- _Exercise directions_
Tally up the lines that include "Origin" and state that number by itself.

Excerpt from a dataset
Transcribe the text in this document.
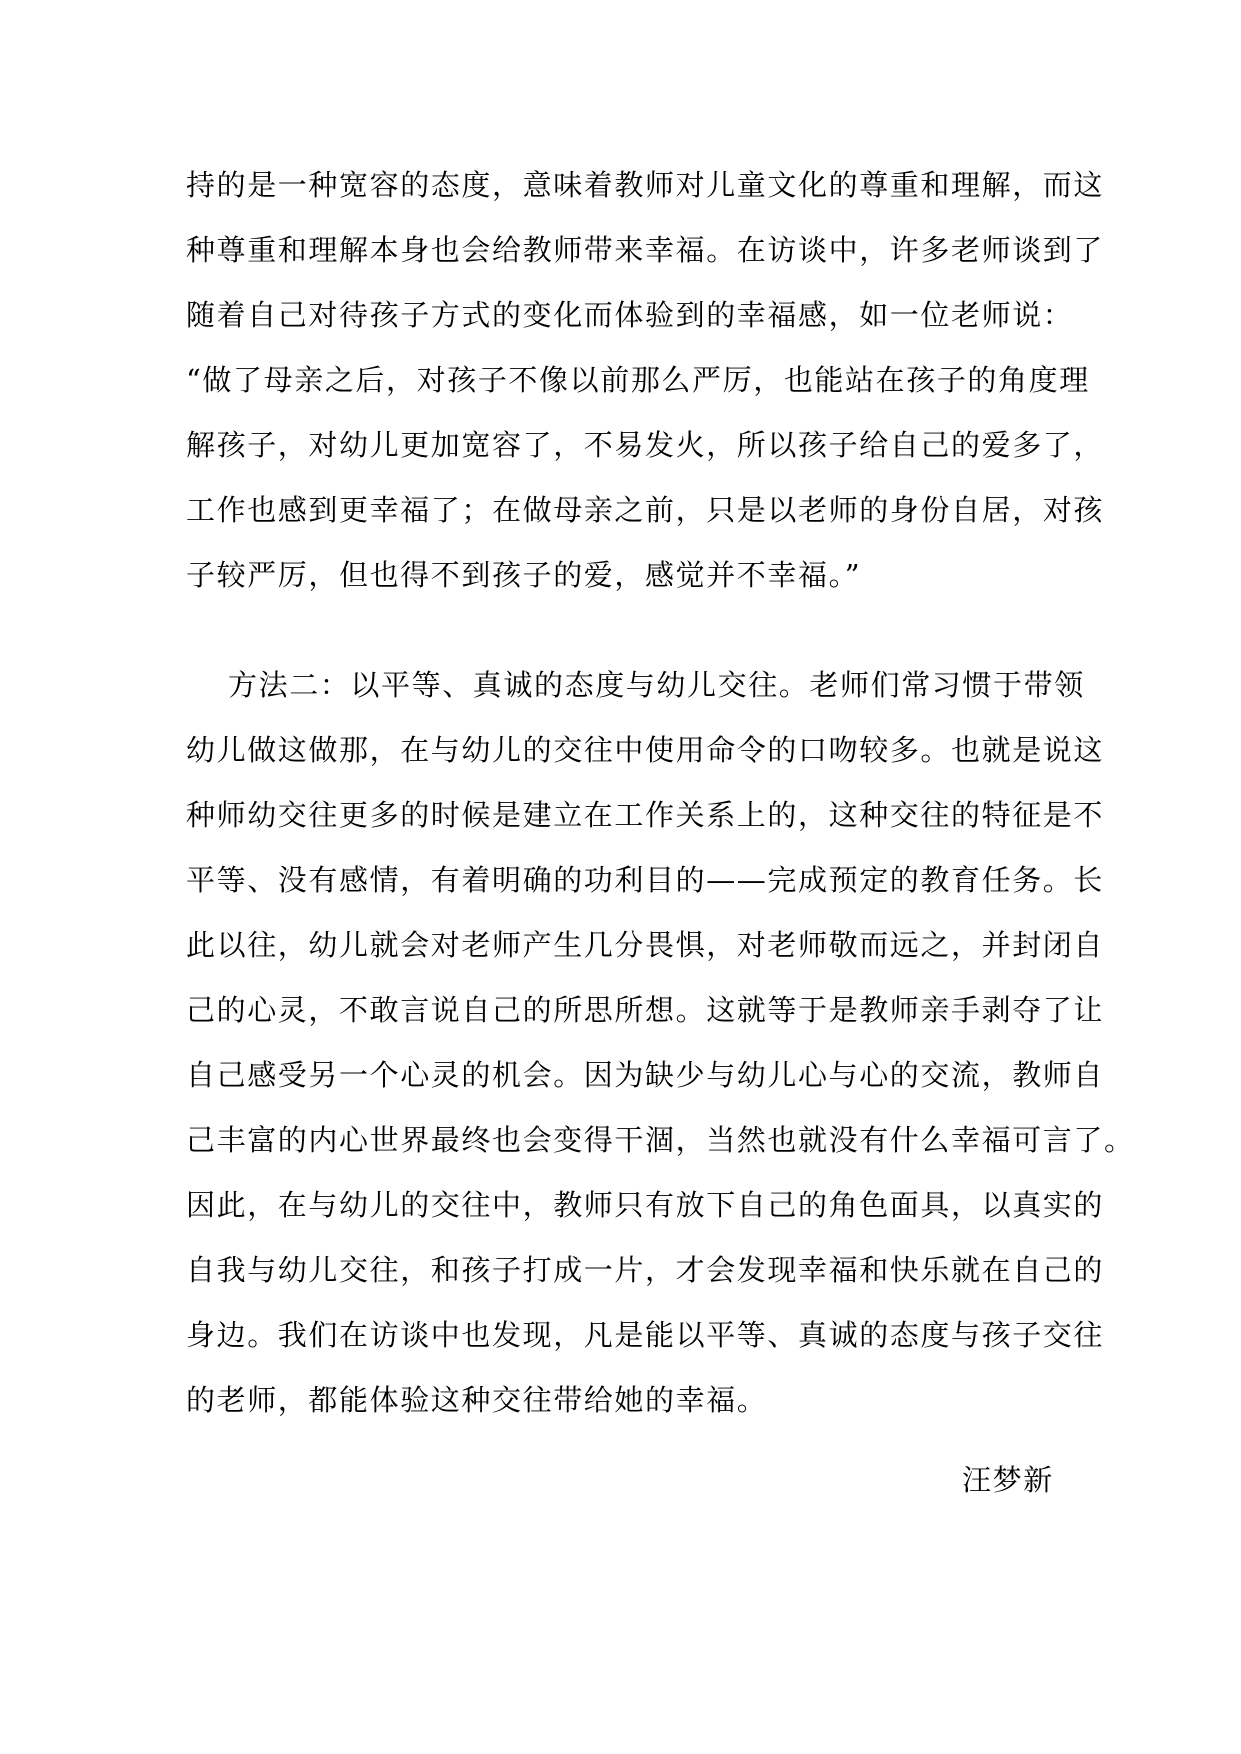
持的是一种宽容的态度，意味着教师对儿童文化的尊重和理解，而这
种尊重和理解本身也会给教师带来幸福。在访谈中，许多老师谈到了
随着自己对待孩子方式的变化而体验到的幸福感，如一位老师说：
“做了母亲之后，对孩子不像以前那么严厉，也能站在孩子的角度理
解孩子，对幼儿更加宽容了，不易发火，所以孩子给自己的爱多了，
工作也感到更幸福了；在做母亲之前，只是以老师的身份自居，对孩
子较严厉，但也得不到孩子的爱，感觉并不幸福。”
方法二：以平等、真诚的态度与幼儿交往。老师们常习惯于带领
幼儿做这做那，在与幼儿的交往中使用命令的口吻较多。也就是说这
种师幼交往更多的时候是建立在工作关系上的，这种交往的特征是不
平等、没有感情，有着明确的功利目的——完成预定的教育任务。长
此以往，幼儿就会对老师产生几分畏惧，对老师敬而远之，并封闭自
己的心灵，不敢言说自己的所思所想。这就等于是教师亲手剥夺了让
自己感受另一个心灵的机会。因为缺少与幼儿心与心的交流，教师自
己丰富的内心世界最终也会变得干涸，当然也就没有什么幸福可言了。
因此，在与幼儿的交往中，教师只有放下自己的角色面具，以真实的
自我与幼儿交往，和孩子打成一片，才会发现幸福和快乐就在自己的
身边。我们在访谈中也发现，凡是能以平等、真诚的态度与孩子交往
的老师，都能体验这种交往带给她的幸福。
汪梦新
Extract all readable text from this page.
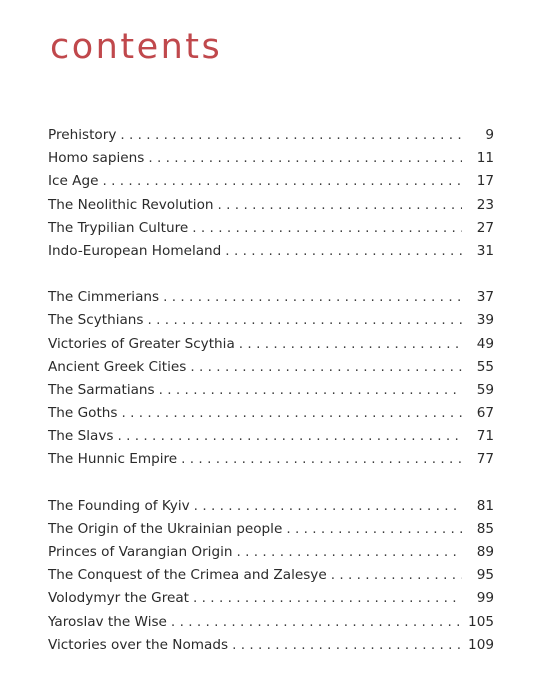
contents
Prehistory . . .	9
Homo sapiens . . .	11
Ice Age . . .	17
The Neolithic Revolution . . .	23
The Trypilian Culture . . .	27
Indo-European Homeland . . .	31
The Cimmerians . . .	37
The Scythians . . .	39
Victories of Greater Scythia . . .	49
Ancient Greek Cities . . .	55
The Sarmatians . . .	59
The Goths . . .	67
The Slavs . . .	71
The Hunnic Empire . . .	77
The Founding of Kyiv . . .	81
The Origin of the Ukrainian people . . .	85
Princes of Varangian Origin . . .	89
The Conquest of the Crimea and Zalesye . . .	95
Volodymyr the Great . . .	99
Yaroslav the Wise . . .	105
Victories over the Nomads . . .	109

...

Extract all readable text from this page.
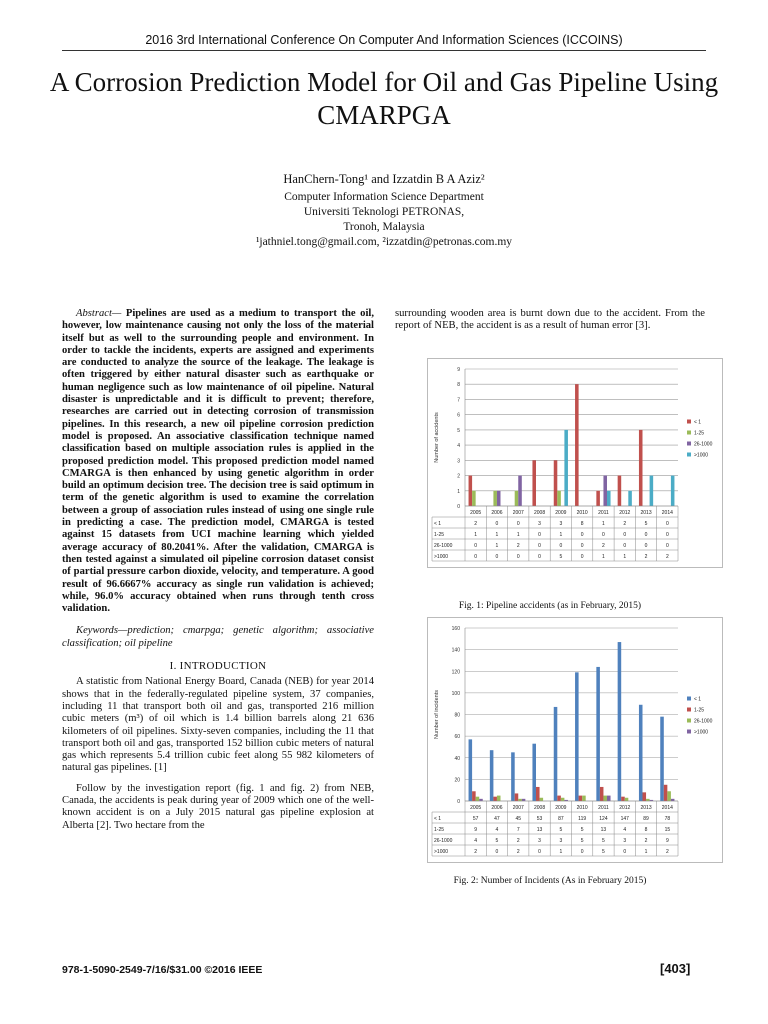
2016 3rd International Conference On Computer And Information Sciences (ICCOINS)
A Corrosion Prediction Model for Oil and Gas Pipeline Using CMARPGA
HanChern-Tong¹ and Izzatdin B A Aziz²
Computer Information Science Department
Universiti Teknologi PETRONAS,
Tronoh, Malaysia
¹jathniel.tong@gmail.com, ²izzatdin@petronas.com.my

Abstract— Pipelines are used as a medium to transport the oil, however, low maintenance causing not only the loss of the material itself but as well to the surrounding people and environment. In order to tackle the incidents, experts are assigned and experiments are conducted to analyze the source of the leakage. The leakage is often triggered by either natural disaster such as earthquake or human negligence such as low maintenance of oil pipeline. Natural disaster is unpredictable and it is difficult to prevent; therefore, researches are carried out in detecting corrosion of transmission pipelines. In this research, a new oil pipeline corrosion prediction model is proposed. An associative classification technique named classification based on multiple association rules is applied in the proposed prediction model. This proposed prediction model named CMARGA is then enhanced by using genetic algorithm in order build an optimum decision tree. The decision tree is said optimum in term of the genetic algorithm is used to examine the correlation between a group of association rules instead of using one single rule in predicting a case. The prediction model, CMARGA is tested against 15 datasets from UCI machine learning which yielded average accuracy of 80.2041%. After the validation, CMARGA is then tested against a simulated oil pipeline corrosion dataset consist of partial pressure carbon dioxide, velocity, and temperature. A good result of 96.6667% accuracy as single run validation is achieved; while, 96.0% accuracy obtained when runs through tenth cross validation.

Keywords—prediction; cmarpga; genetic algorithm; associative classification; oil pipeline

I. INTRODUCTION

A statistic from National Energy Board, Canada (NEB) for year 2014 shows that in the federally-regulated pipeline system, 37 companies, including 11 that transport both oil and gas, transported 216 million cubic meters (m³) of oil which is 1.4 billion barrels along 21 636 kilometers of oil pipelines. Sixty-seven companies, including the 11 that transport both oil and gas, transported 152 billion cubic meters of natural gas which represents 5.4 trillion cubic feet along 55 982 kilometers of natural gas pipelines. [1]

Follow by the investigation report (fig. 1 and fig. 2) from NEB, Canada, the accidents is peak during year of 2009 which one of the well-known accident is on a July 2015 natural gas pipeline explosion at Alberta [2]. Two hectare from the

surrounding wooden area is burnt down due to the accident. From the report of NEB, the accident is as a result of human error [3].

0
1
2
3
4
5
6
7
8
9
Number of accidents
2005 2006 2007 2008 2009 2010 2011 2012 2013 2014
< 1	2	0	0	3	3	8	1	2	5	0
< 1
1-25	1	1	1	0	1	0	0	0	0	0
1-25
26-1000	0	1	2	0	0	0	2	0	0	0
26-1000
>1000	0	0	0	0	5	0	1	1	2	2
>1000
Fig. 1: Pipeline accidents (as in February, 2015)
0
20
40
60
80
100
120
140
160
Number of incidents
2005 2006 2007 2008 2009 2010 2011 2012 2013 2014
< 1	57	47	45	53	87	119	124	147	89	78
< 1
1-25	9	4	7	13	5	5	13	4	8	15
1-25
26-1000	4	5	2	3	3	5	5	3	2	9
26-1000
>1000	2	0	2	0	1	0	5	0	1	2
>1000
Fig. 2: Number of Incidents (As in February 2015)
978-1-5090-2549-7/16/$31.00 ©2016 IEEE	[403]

- _Exercise solution_
2